In the entries below, count every line containing "Шемышейский". Return the number and nothing else.

>> START DATASET EXCERPTS

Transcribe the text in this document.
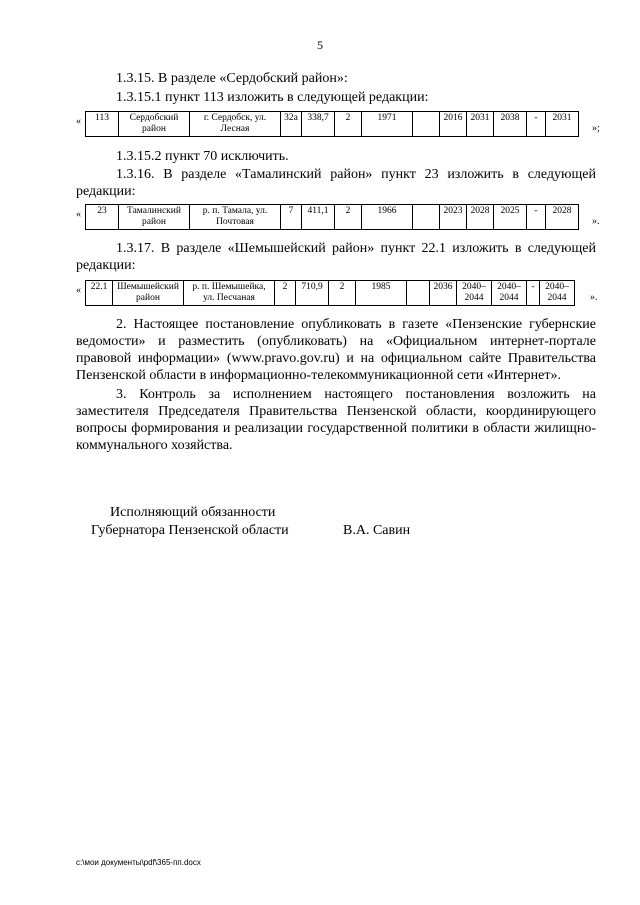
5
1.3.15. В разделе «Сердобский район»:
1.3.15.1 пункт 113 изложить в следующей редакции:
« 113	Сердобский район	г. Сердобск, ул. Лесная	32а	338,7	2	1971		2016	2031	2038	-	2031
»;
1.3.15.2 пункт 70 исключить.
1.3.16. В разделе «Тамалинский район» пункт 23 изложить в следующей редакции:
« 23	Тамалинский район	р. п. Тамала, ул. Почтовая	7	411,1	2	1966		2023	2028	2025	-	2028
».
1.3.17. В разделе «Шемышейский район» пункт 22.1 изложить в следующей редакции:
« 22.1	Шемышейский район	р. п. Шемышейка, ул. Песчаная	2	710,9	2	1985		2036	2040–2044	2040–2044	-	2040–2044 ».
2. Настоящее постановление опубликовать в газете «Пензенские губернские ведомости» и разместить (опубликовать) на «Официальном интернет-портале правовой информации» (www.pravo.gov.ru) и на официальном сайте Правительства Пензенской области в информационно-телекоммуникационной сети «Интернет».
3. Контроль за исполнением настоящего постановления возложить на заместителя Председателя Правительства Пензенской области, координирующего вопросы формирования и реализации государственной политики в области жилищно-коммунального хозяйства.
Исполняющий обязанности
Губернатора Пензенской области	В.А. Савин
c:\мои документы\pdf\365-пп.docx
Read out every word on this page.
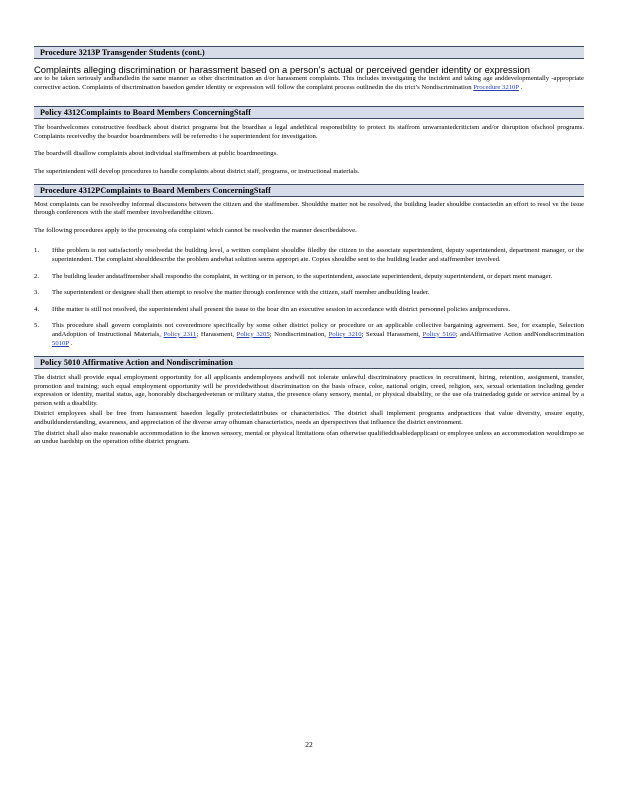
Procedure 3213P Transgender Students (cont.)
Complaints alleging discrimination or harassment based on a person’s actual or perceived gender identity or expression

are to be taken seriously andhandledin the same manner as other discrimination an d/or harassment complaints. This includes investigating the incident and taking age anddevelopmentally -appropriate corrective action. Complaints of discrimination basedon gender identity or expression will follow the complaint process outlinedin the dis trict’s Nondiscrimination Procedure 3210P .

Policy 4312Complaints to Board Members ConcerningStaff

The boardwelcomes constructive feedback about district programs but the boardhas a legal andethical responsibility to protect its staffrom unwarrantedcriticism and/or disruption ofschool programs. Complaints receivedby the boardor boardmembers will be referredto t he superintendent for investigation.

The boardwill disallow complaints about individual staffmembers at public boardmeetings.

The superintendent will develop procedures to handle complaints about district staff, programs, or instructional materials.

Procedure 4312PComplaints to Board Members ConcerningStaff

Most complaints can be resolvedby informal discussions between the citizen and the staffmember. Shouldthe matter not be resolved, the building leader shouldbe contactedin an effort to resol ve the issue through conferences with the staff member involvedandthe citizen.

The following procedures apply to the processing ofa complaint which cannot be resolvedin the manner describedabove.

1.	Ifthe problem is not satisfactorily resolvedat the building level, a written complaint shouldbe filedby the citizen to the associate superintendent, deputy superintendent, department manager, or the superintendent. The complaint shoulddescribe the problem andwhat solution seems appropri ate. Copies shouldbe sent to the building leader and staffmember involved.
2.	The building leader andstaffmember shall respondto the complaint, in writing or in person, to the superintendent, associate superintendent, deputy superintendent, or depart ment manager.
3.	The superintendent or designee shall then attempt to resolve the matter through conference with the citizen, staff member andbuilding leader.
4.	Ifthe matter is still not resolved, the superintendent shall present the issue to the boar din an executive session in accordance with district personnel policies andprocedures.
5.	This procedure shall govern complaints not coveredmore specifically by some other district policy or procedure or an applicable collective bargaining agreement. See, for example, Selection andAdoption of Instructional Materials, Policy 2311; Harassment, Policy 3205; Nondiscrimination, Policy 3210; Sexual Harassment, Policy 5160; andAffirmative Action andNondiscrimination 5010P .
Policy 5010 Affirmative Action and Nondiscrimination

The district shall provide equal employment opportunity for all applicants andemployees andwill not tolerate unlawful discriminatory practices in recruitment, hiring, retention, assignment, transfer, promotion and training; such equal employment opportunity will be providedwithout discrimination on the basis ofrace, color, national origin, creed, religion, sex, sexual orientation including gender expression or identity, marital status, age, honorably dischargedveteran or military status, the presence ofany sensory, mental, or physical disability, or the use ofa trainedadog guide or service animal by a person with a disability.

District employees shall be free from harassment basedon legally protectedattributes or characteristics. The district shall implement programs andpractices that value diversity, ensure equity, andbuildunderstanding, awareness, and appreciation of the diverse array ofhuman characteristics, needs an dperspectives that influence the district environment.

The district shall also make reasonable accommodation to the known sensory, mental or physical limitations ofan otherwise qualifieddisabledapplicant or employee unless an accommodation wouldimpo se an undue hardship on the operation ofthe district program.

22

>> END DATASET EXCERPTS

CORRECT RESPONSE — 2